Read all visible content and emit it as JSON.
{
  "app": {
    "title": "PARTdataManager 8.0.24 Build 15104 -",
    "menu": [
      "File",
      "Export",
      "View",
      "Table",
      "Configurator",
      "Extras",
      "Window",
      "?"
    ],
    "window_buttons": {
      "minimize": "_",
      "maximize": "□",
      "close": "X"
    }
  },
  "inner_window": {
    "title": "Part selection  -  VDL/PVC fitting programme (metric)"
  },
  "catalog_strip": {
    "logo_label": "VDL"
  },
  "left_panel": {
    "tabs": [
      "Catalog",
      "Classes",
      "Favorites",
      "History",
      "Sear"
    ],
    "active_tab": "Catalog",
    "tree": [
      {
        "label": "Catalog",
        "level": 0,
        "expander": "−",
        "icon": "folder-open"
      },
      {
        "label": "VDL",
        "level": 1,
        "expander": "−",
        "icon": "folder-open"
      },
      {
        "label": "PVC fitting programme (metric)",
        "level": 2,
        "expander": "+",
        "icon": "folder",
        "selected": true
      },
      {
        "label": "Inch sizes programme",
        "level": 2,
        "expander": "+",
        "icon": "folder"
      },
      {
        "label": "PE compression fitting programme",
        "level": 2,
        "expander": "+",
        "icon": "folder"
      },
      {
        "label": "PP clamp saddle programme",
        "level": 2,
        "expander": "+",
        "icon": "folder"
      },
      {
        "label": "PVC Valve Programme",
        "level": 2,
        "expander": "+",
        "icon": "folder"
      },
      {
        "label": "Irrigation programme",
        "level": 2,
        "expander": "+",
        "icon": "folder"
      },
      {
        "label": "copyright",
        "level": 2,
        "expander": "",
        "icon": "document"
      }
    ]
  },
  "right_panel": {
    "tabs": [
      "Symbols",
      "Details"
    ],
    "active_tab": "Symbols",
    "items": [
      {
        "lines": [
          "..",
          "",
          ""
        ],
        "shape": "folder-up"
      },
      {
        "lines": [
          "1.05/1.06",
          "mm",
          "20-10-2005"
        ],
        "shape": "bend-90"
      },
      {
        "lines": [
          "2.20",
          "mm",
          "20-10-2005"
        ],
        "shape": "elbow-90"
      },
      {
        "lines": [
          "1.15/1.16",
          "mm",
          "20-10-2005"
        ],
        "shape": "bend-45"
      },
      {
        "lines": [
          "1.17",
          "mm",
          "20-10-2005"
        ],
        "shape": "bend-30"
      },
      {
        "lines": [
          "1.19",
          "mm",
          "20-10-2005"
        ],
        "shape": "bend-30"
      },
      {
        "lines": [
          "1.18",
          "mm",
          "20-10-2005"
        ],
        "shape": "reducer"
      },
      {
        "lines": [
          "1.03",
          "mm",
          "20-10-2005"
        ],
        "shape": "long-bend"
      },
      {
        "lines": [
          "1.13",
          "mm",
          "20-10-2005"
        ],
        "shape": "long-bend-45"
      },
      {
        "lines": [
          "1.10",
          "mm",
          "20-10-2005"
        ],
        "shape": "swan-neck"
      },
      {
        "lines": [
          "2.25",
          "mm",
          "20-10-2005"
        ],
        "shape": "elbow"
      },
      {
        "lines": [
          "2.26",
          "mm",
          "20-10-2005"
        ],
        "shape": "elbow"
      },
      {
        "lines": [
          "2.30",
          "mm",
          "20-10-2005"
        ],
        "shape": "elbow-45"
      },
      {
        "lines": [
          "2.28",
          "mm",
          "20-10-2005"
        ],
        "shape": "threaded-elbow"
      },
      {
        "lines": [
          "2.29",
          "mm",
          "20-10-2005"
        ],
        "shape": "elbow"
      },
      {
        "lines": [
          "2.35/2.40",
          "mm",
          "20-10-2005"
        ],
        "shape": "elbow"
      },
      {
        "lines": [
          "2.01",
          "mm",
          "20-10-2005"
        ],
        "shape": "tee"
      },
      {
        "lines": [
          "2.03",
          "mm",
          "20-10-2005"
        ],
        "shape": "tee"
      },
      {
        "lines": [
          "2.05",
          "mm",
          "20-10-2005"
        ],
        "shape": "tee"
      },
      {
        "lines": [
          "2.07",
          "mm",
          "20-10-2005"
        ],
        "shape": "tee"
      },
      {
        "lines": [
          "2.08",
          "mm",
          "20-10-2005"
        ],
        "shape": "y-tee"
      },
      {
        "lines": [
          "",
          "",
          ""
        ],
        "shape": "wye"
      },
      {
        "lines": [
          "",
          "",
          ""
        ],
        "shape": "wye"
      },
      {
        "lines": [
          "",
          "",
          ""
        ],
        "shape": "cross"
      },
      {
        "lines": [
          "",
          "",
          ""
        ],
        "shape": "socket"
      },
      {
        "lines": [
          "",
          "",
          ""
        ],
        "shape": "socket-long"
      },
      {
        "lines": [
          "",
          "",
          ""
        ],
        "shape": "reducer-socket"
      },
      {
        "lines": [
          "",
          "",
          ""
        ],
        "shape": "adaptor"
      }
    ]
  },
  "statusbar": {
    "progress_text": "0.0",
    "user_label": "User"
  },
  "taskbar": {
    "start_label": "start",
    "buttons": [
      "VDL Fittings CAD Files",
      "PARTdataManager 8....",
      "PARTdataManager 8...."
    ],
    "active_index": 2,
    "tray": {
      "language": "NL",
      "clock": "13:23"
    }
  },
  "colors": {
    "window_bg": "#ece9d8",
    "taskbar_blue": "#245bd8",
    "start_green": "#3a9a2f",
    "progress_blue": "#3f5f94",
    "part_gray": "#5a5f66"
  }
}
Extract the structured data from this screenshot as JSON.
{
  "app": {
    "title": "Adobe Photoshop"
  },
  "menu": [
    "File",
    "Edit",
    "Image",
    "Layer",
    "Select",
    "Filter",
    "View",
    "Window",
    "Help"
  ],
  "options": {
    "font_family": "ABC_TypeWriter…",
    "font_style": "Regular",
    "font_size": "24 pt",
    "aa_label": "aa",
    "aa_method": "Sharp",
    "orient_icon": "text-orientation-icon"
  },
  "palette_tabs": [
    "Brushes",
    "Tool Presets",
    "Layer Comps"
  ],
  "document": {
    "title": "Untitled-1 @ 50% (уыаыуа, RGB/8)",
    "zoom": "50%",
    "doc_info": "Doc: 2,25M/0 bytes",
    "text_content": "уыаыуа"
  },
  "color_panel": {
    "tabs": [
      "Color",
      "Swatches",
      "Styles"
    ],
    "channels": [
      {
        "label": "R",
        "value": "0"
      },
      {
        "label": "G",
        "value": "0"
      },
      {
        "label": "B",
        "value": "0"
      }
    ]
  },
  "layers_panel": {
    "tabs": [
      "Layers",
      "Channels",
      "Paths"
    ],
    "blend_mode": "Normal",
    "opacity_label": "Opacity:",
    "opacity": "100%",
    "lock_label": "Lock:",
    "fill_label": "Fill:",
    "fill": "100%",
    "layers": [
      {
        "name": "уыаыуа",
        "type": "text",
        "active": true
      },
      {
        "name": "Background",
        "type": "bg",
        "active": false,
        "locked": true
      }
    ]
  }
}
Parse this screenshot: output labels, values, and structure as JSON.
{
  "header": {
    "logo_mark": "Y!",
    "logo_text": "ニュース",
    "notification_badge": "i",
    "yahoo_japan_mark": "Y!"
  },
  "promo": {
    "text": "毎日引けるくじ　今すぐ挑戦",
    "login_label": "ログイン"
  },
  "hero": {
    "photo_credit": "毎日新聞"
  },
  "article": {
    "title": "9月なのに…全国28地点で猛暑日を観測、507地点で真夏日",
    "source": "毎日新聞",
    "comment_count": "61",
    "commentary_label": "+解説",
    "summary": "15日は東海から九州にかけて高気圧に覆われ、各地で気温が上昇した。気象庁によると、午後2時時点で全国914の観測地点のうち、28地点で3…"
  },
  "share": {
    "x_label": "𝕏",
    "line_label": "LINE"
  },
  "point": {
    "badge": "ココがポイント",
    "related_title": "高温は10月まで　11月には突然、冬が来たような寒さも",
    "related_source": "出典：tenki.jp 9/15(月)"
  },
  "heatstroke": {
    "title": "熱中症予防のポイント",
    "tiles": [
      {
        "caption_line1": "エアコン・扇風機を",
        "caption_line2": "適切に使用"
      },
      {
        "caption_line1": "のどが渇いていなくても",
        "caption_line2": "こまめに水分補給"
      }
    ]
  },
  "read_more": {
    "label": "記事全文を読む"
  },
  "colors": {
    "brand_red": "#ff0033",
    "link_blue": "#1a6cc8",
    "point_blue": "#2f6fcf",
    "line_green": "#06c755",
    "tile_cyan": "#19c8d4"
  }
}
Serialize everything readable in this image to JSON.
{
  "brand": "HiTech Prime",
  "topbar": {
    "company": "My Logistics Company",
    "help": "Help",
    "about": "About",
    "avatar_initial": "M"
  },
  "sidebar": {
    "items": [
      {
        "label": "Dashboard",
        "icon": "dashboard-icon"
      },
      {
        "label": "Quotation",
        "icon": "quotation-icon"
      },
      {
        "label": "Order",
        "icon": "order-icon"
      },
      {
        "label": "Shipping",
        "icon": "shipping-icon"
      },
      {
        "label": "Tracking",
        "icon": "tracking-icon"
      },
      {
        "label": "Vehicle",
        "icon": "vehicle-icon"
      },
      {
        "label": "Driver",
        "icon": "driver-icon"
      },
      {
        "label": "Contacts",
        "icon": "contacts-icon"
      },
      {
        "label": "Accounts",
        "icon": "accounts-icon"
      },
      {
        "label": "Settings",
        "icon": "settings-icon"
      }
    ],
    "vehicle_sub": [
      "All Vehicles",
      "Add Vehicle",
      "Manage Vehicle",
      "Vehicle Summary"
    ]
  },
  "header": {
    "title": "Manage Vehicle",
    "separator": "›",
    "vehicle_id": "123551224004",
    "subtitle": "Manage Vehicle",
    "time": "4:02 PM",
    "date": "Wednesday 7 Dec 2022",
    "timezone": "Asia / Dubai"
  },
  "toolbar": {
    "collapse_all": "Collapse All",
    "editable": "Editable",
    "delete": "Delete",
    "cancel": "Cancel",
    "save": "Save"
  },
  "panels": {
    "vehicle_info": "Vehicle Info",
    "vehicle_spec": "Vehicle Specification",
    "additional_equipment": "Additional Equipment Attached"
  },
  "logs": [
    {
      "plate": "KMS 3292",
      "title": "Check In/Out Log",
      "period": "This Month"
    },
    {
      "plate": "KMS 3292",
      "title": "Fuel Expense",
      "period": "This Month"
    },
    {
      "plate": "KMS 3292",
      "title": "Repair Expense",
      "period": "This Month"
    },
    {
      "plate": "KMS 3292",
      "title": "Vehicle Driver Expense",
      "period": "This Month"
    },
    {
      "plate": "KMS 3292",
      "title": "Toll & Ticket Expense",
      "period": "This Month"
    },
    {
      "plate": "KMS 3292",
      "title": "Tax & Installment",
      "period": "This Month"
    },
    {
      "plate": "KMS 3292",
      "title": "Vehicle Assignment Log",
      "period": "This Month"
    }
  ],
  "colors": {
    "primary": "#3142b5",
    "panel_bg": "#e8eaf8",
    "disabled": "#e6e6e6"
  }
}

● ● ● ●

- _Requirements_: Each line in the entries above that includes the string "reducer" should be extracted.

- _Response below_:
        "shape": "reducer"
        "shape": "reducer-socket"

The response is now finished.